+++ Records +++

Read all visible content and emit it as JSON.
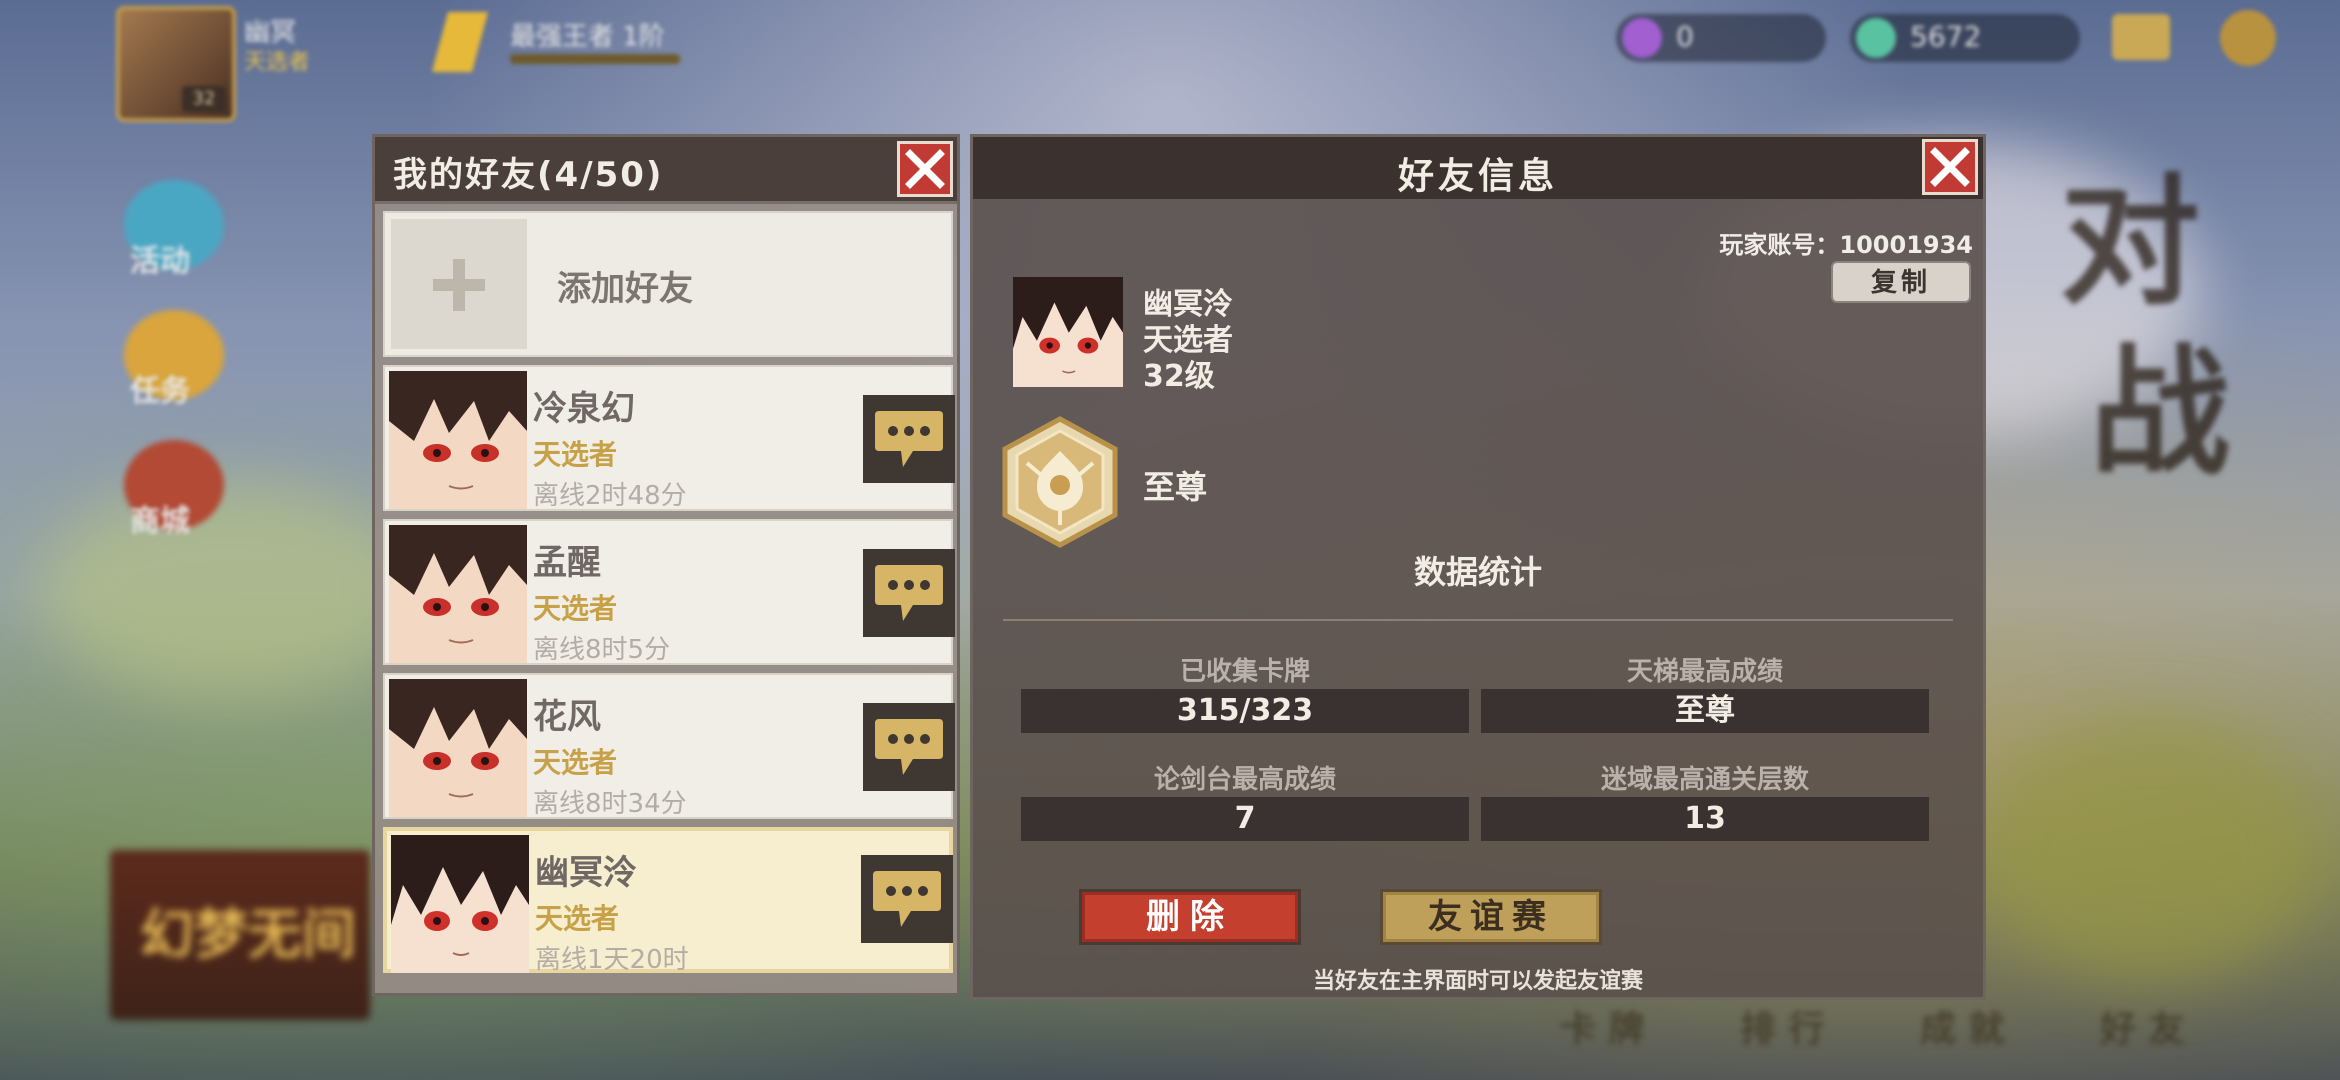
{
  "top_bar": {
    "player_name": "幽冥",
    "player_title": "天选者",
    "player_level": "32",
    "rank_text": "最强王者 1阶",
    "currency_1": "0",
    "currency_2": "5672"
  },
  "side_menu": [
    "活动",
    "任务",
    "商城"
  ],
  "bottom_menu": [
    "卡 牌",
    "排 行",
    "成 就",
    "好 友"
  ],
  "event_banner": "幻梦无间",
  "background_chars": [
    "对",
    "战"
  ],
  "friends_panel": {
    "title": "我的好友(4/50)",
    "add_friend_label": "添加好友",
    "friends": [
      {
        "name": "冷泉幻",
        "title": "天选者",
        "status": "离线2时48分"
      },
      {
        "name": "孟醒",
        "title": "天选者",
        "status": "离线8时5分"
      },
      {
        "name": "花风",
        "title": "天选者",
        "status": "离线8时34分"
      },
      {
        "name": "幽冥泠",
        "title": "天选者",
        "status": "离线1天20时"
      }
    ]
  },
  "info_panel": {
    "title": "好友信息",
    "account": "玩家账号：10001934",
    "copy_label": "复制",
    "name": "幽冥泠",
    "rank_title": "天选者",
    "level": "32级",
    "badge_label": "至尊",
    "stats_heading": "数据统计",
    "stats": [
      {
        "label": "已收集卡牌",
        "value": "315/323"
      },
      {
        "label": "天梯最高成绩",
        "value": "至尊"
      },
      {
        "label": "论剑台最高成绩",
        "value": "7"
      },
      {
        "label": "迷域最高通关层数",
        "value": "13"
      }
    ],
    "delete_label": "删除",
    "match_label": "友谊赛",
    "hint": "当好友在主界面时可以发起友谊赛"
  },
  "colors": {
    "close_red": "#c23a34",
    "title_gold": "#c7a147",
    "delete_red": "#c53f2e",
    "match_gold": "#bfa05a"
  },
  "icons": [
    "close-icon",
    "plus-icon",
    "chat-bubble-icon",
    "rank-badge-icon"
  ]
}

+++

▶ [Written task] Repeat all the data as it stands, dropping any images it holds.

▶ [Written response]
Read all visible content and emit it as JSON.
{
  "top_bar": {
    "player_name": "幽冥",
    "player_title": "天选者",
    "player_level": "32",
    "rank_text": "最强王者 1阶",
    "currency_1": "0",
    "currency_2": "5672"
  },
  "side_menu": [
    "活动",
    "任务",
    "商城"
  ],
  "bottom_menu": [
    "卡 牌",
    "排 行",
    "成 就",
    "好 友"
  ],
  "event_banner": "幻梦无间",
  "background_chars": [
    "对",
    "战"
  ],
  "friends_panel": {
    "title": "我的好友(4/50)",
    "add_friend_label": "添加好友",
    "friends": [
      {
        "name": "冷泉幻",
        "title": "天选者",
        "status": "离线2时48分"
      },
      {
        "name": "孟醒",
        "title": "天选者",
        "status": "离线8时5分"
      },
      {
        "name": "花风",
        "title": "天选者",
        "status": "离线8时34分"
      },
      {
        "name": "幽冥泠",
        "title": "天选者",
        "status": "离线1天20时"
      }
    ]
  },
  "info_panel": {
    "title": "好友信息",
    "account": "玩家账号：10001934",
    "copy_label": "复制",
    "name": "幽冥泠",
    "rank_title": "天选者",
    "level": "32级",
    "badge_label": "至尊",
    "stats_heading": "数据统计",
    "stats": [
      {
        "label": "已收集卡牌",
        "value": "315/323"
      },
      {
        "label": "天梯最高成绩",
        "value": "至尊"
      },
      {
        "label": "论剑台最高成绩",
        "value": "7"
      },
      {
        "label": "迷域最高通关层数",
        "value": "13"
      }
    ],
    "delete_label": "删除",
    "match_label": "友谊赛",
    "hint": "当好友在主界面时可以发起友谊赛"
  },
  "colors": {
    "close_red": "#c23a34",
    "title_gold": "#c7a147",
    "delete_red": "#c53f2e",
    "match_gold": "#bfa05a"
  },
  "icons": [
    "close-icon",
    "plus-icon",
    "chat-bubble-icon",
    "rank-badge-icon"
  ]
}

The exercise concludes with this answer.